• **EXERCISE PROMPT**
Gather every line in the records below that contains the word "this".

• **MATERIAL SUPPLIED**
════════
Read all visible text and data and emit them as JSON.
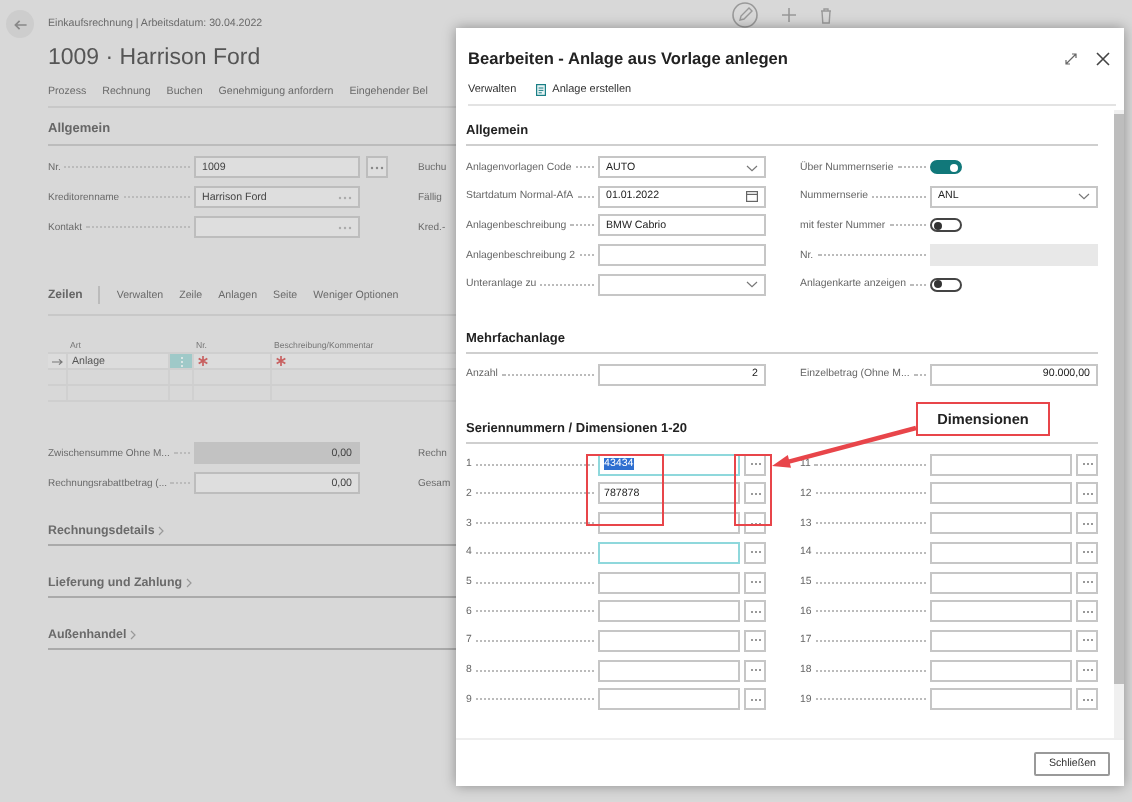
{
  "page": {
    "breadcrumb": "Einkaufsrechnung | Arbeitsdatum: 30.04.2022",
    "title": "1009 · Harrison Ford",
    "menu": [
      "Prozess",
      "Rechnung",
      "Buchen",
      "Genehmigung anfordern",
      "Eingehender Bel"
    ],
    "general": {
      "heading": "Allgemein",
      "fields": [
        {
          "label": "Nr.",
          "value": "1009",
          "kind": "lookup_button",
          "side_label": "Buchu"
        },
        {
          "label": "Kreditorenname",
          "value": "Harrison Ford",
          "kind": "lookup",
          "side_label": "Fällig"
        },
        {
          "label": "Kontakt",
          "kind": "lookup",
          "side_label": "Kred.-"
        }
      ]
    },
    "lines": {
      "heading": "Zeilen",
      "actions": [
        "Verwalten",
        "Zeile",
        "Anlagen",
        "Seite",
        "Weniger Optionen"
      ],
      "columns": [
        "Art",
        "Nr.",
        "Beschreibung/Kommentar"
      ],
      "rows": [
        {
          "art": "Anlage",
          "selected": true,
          "required": true
        },
        {
          "selected": false,
          "required": false
        },
        {
          "selected": false,
          "required": false
        }
      ]
    },
    "totals": [
      {
        "label": "Zwischensumme Ohne M...",
        "value": "0,00",
        "readonly": true,
        "side_label": "Rechn"
      },
      {
        "label": "Rechnungsrabattbetrag (...",
        "value": "0,00",
        "readonly": false,
        "side_label": "Gesam"
      }
    ],
    "sections": [
      "Rechnungsdetails",
      "Lieferung und Zahlung",
      "Außenhandel"
    ]
  },
  "dialog": {
    "title": "Bearbeiten - Anlage aus Vorlage anlegen",
    "actions": [
      {
        "label": "Verwalten",
        "kind": "menu"
      },
      {
        "label": "Anlage erstellen",
        "kind": "command"
      }
    ],
    "general": {
      "heading": "Allgemein",
      "left": [
        {
          "label": "Anlagenvorlagen Code",
          "kind": "dropdown",
          "value": "AUTO"
        },
        {
          "label": "Startdatum Normal-AfA",
          "kind": "date",
          "value": "01.01.2022"
        },
        {
          "label": "Anlagenbeschreibung",
          "kind": "text",
          "value": "BMW Cabrio",
          "disabled": false
        },
        {
          "label": "Anlagenbeschreibung 2",
          "kind": "text",
          "disabled": false
        },
        {
          "label": "Unteranlage zu",
          "kind": "dropdown"
        }
      ],
      "right": [
        {
          "label": "Über Nummernserie",
          "kind": "toggle",
          "on": true
        },
        {
          "label": "Nummernserie",
          "kind": "dropdown",
          "value": "ANL"
        },
        {
          "label": "mit fester Nummer",
          "kind": "toggle",
          "on": false
        },
        {
          "label": "Nr.",
          "kind": "text",
          "disabled": true
        },
        {
          "label": "Anlagenkarte anzeigen",
          "kind": "toggle",
          "on": false
        }
      ]
    },
    "multiple": {
      "heading": "Mehrfachanlage",
      "count_label": "Anzahl",
      "count": "2",
      "amount_label": "Einzelbetrag (Ohne M...",
      "amount": "90.000,00"
    },
    "series": {
      "heading": "Seriennummern / Dimensionen 1-20",
      "left": [
        {
          "label": "1",
          "value": "43434",
          "highlighted": true,
          "focused": true
        },
        {
          "label": "2",
          "value": "787878",
          "highlighted": false,
          "focused": false
        },
        {
          "label": "3",
          "focused": false
        },
        {
          "label": "4",
          "focused": true
        },
        {
          "label": "5",
          "focused": false
        },
        {
          "label": "6",
          "focused": false
        },
        {
          "label": "7",
          "focused": false
        },
        {
          "label": "8",
          "focused": false
        },
        {
          "label": "9",
          "focused": false
        }
      ],
      "right": [
        {
          "label": "11",
          "focused": false
        },
        {
          "label": "12",
          "focused": false
        },
        {
          "label": "13",
          "focused": false
        },
        {
          "label": "14",
          "focused": false
        },
        {
          "label": "15",
          "focused": false
        },
        {
          "label": "16",
          "focused": false
        },
        {
          "label": "17",
          "focused": false
        },
        {
          "label": "18",
          "focused": false
        },
        {
          "label": "19",
          "focused": false
        }
      ]
    },
    "close_button": "Schließen"
  },
  "annotation": {
    "callout": "Dimensionen"
  }
}
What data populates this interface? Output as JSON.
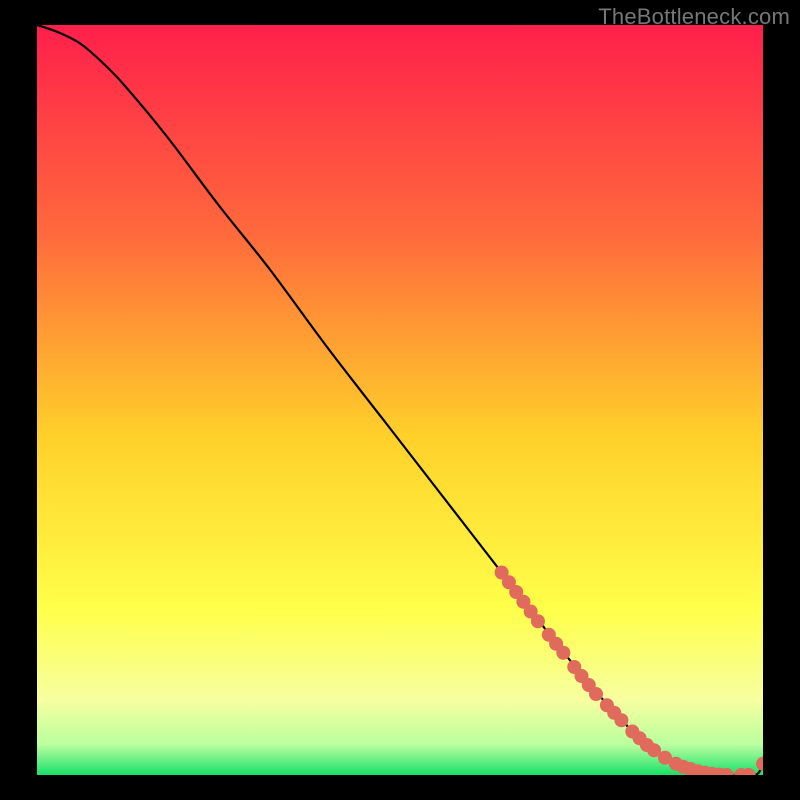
{
  "watermark": "TheBottleneck.com",
  "chart_data": {
    "type": "line",
    "title": "",
    "xlabel": "",
    "ylabel": "",
    "xlim": [
      0,
      100
    ],
    "ylim": [
      0,
      100
    ],
    "grid": false,
    "legend": false,
    "background_gradient": {
      "stops": [
        {
          "pct": 0,
          "color": "#ff1f4b"
        },
        {
          "pct": 28,
          "color": "#ff6a3c"
        },
        {
          "pct": 55,
          "color": "#ffd12a"
        },
        {
          "pct": 78,
          "color": "#ffff4a"
        },
        {
          "pct": 90,
          "color": "#f7ffa0"
        },
        {
          "pct": 96,
          "color": "#b9ff9e"
        },
        {
          "pct": 100,
          "color": "#18e06a"
        }
      ]
    },
    "series": [
      {
        "name": "curve",
        "color": "#000000",
        "x": [
          0,
          3,
          6,
          9,
          12,
          18,
          25,
          32,
          40,
          48,
          56,
          64,
          72,
          78,
          84,
          88,
          92,
          96,
          99,
          100
        ],
        "y": [
          100,
          99,
          97.5,
          95,
          92,
          85,
          76,
          67.5,
          57,
          47,
          37,
          27,
          17,
          10,
          4,
          1.5,
          0.5,
          0,
          0,
          1.5
        ]
      }
    ],
    "markers": {
      "name": "highlight-dots",
      "color": "#e06a5c",
      "radius": 7,
      "points": [
        {
          "x": 64,
          "y": 27.0
        },
        {
          "x": 65,
          "y": 25.7
        },
        {
          "x": 66,
          "y": 24.4
        },
        {
          "x": 67,
          "y": 23.1
        },
        {
          "x": 68,
          "y": 21.8
        },
        {
          "x": 69,
          "y": 20.5
        },
        {
          "x": 70.5,
          "y": 18.7
        },
        {
          "x": 71.5,
          "y": 17.5
        },
        {
          "x": 72.5,
          "y": 16.3
        },
        {
          "x": 74,
          "y": 14.4
        },
        {
          "x": 75,
          "y": 13.2
        },
        {
          "x": 76,
          "y": 12.0
        },
        {
          "x": 77,
          "y": 10.8
        },
        {
          "x": 78.5,
          "y": 9.3
        },
        {
          "x": 79.5,
          "y": 8.3
        },
        {
          "x": 80.5,
          "y": 7.3
        },
        {
          "x": 82,
          "y": 5.8
        },
        {
          "x": 83,
          "y": 4.9
        },
        {
          "x": 84,
          "y": 4.0
        },
        {
          "x": 85,
          "y": 3.3
        },
        {
          "x": 86.5,
          "y": 2.3
        },
        {
          "x": 88,
          "y": 1.5
        },
        {
          "x": 89,
          "y": 1.1
        },
        {
          "x": 90,
          "y": 0.8
        },
        {
          "x": 91,
          "y": 0.5
        },
        {
          "x": 92,
          "y": 0.3
        },
        {
          "x": 93,
          "y": 0.15
        },
        {
          "x": 94,
          "y": 0.05
        },
        {
          "x": 95,
          "y": 0.0
        },
        {
          "x": 97,
          "y": 0.0
        },
        {
          "x": 98,
          "y": 0.0
        },
        {
          "x": 100,
          "y": 1.5
        }
      ]
    }
  }
}
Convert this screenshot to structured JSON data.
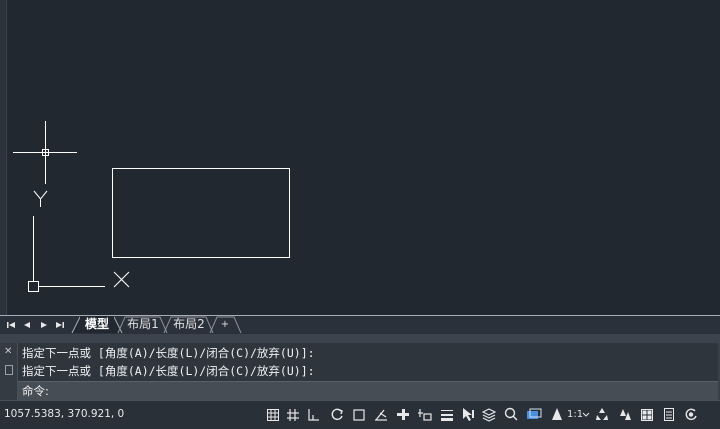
{
  "axes": {
    "x_label": "X",
    "y_label": "Y"
  },
  "layout_tabs": {
    "nav": [
      "⏮",
      "◀",
      "▶",
      "⏭"
    ],
    "tabs": [
      {
        "label": "模型",
        "active": true
      },
      {
        "label": "布局1",
        "active": false
      },
      {
        "label": "布局2",
        "active": false
      }
    ],
    "add_label": "+"
  },
  "command_line": {
    "close_glyph": "✕",
    "history": [
      "指定下一点或 [角度(A)/长度(L)/闭合(C)/放弃(U)]:",
      "指定下一点或 [角度(A)/长度(L)/闭合(C)/放弃(U)]:"
    ],
    "prompt": "命令:",
    "input_value": ""
  },
  "status_bar": {
    "coordinates": "1057.5383, 370.921, 0",
    "annotation_scale": "1:1",
    "icons": [
      "grid-icon",
      "snap-icon",
      "ortho-icon",
      "polar-icon",
      "osnap-icon",
      "otrack-icon",
      "dynamic-ucs-icon",
      "dynamic-input-icon",
      "lineweight-icon",
      "transparency-icon",
      "selection-cycling-icon",
      "layers-icon",
      "zoom-icon",
      "workspace-icon",
      "annotation-scale-icon",
      "annotation-visibility-icon",
      "auto-scale-icon",
      "hardware-accel-icon",
      "quick-properties-icon",
      "customize-icon"
    ]
  },
  "colors": {
    "canvas": "#212830",
    "drawing_lines": "#ffffff",
    "cmd_bg": "#3a4048"
  }
}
════════
• **EXERCISE RESPONSE**
What data populates this interface? Output as JSON.
Convert this screenshot to structured JSON data.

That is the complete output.